GIVEN EXERCISE >> Copy the stretch of the GPU atomic access patch from "Fri May 17 11:46:54" through "changed, 83 insertions(+)", word for word.

[PATCH i-g-t v3 06/10] tests/intel/xe_svm: Add support for GPU atomic access test for svm

Fri May 17 11:46:54 UTC 2024

Verify GPU atomic access using multiple threads by performing operations on
randomly allocated locations within malloc'ed memory in shared virtual memory.

Signed-off-by: Bommu Krishnaiah <krishnaiah.bommu at intel.com>
Cc: Oak Zeng <oak.zeng at intel.com>
Cc: Himal Prasad Ghimiray <himal.prasad.ghimiray at intel.com>
---
 lib/xe/xe_util.c     | 11 +++++++
 lib/xe/xe_util.h     |  1 +
 tests/intel/xe_svm.c | 71 ++++++++++++++++++++++++++++++++++++++++++++
 3 files changed, 83 insertions(+)

diff --git a/lib/xe/xe_util.c b/lib/xe/xe_util.c
index de848b8bc..672e9dcef 100644
--- a/lib/xe/xe_util.c
+++ b/lib/xe/xe_util.c
@@ -117,6 +117,17 @@ void insert_store(uint32_t *batch, uint64_t dst_va, uint32_t val)
 	batch[++i] = MI_BATCH_BUFFER_END;
 }
 
+// Function to insert atomic increment command
+void insert_atomic_inc(uint32_t *batch, uint64_t dst_va, uint32_t val)
+{
+	int i = 0;
+
+	batch[i] = MI_ATOMIC | MI_ATOMIC_INC;
+	batch[++i] = dst_va;
+	batch[++i] = dst_va >> 32;
+	batch[++i] = MI_BATCH_BUFFER_END;
+}
+
 /**
  * Creates a command buffer, fills it with commands using the provided fill
  * function, and sets up the execution queue for submission.

EXCERPTED DATA >>
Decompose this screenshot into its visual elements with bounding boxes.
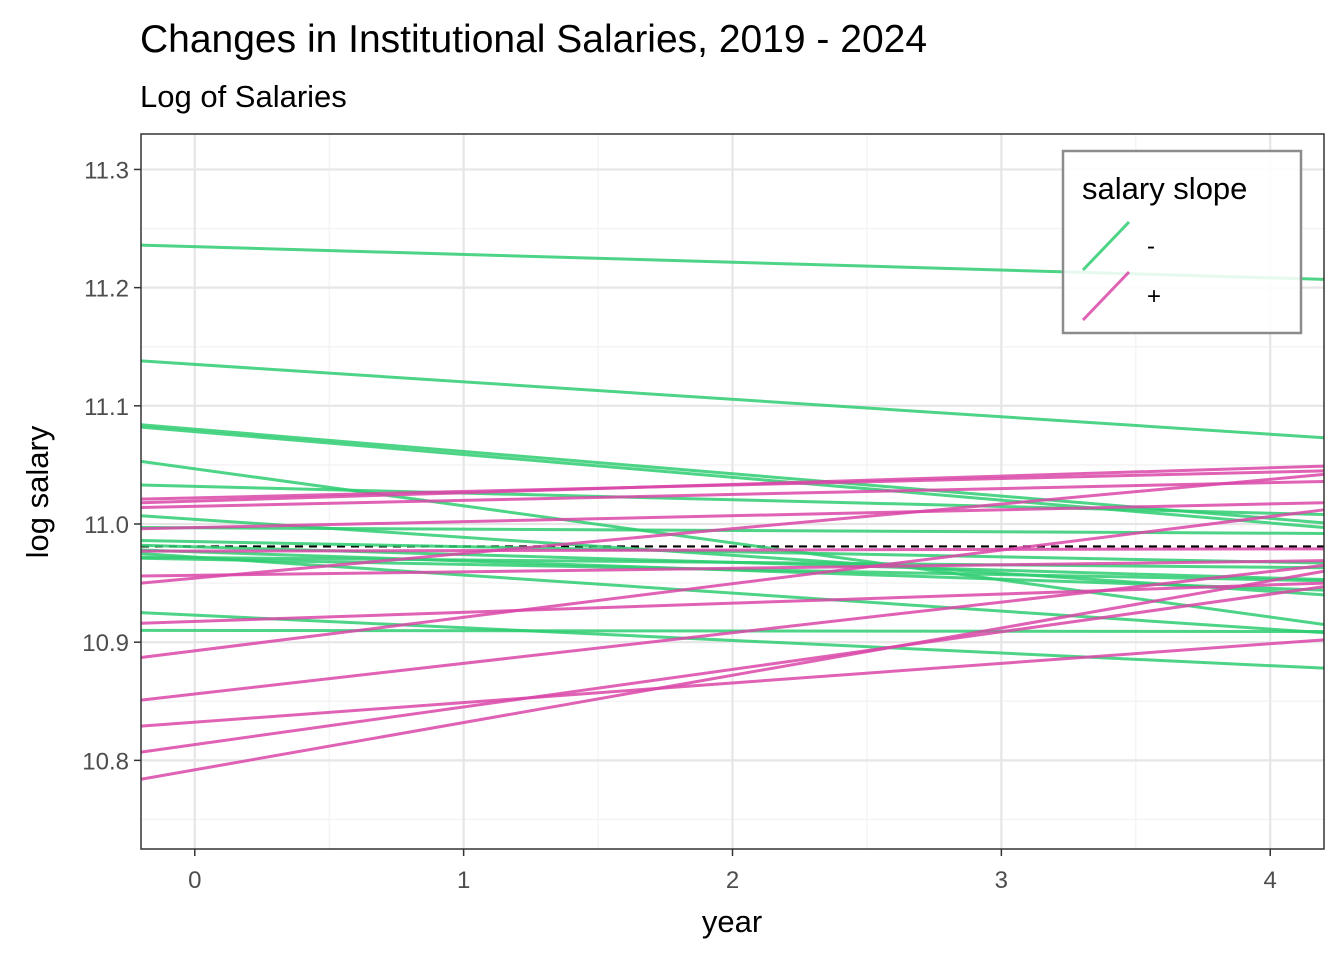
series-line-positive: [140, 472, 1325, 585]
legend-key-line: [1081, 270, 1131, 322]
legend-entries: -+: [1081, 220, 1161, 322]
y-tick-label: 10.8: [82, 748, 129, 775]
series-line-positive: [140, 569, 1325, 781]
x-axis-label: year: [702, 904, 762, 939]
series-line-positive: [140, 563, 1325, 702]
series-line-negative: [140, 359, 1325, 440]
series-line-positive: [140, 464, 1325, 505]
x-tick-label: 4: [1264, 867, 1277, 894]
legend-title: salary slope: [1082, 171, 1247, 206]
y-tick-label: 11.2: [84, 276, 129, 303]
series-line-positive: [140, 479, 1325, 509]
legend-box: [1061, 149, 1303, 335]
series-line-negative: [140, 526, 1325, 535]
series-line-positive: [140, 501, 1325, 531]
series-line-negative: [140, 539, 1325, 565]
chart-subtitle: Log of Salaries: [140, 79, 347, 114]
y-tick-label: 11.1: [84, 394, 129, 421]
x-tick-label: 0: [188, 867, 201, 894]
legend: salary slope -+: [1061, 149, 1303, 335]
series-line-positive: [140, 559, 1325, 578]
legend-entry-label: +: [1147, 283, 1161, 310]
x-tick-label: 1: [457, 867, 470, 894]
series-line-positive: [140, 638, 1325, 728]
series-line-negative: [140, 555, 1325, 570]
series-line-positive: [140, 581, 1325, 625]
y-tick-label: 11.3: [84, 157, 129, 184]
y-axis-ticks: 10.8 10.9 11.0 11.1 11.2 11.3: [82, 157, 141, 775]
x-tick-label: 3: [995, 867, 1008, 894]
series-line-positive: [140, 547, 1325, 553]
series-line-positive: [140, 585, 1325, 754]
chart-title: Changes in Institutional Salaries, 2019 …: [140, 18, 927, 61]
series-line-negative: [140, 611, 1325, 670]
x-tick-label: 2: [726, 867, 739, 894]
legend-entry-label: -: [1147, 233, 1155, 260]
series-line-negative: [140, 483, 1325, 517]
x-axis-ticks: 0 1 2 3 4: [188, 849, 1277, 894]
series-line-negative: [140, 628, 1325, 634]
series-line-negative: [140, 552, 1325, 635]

RESULT FOR THIS TASK >>
Fri May 17 11:46:54 UTC 2024

Verify GPU atomic access using multiple threads by performing operations on
randomly allocated locations within malloc'ed memory in shared virtual memory.

Signed-off-by: Bommu Krishnaiah <krishnaiah.bommu at intel.com>
Cc: Oak Zeng <oak.zeng at intel.com>
Cc: Himal Prasad Ghimiray <himal.prasad.ghimiray at intel.com>
---
 lib/xe/xe_util.c     | 11 +++++++
 lib/xe/xe_util.h     |  1 +
 tests/intel/xe_svm.c | 71 ++++++++++++++++++++++++++++++++++++++++++++
 3 files changed, 83 insertions(+)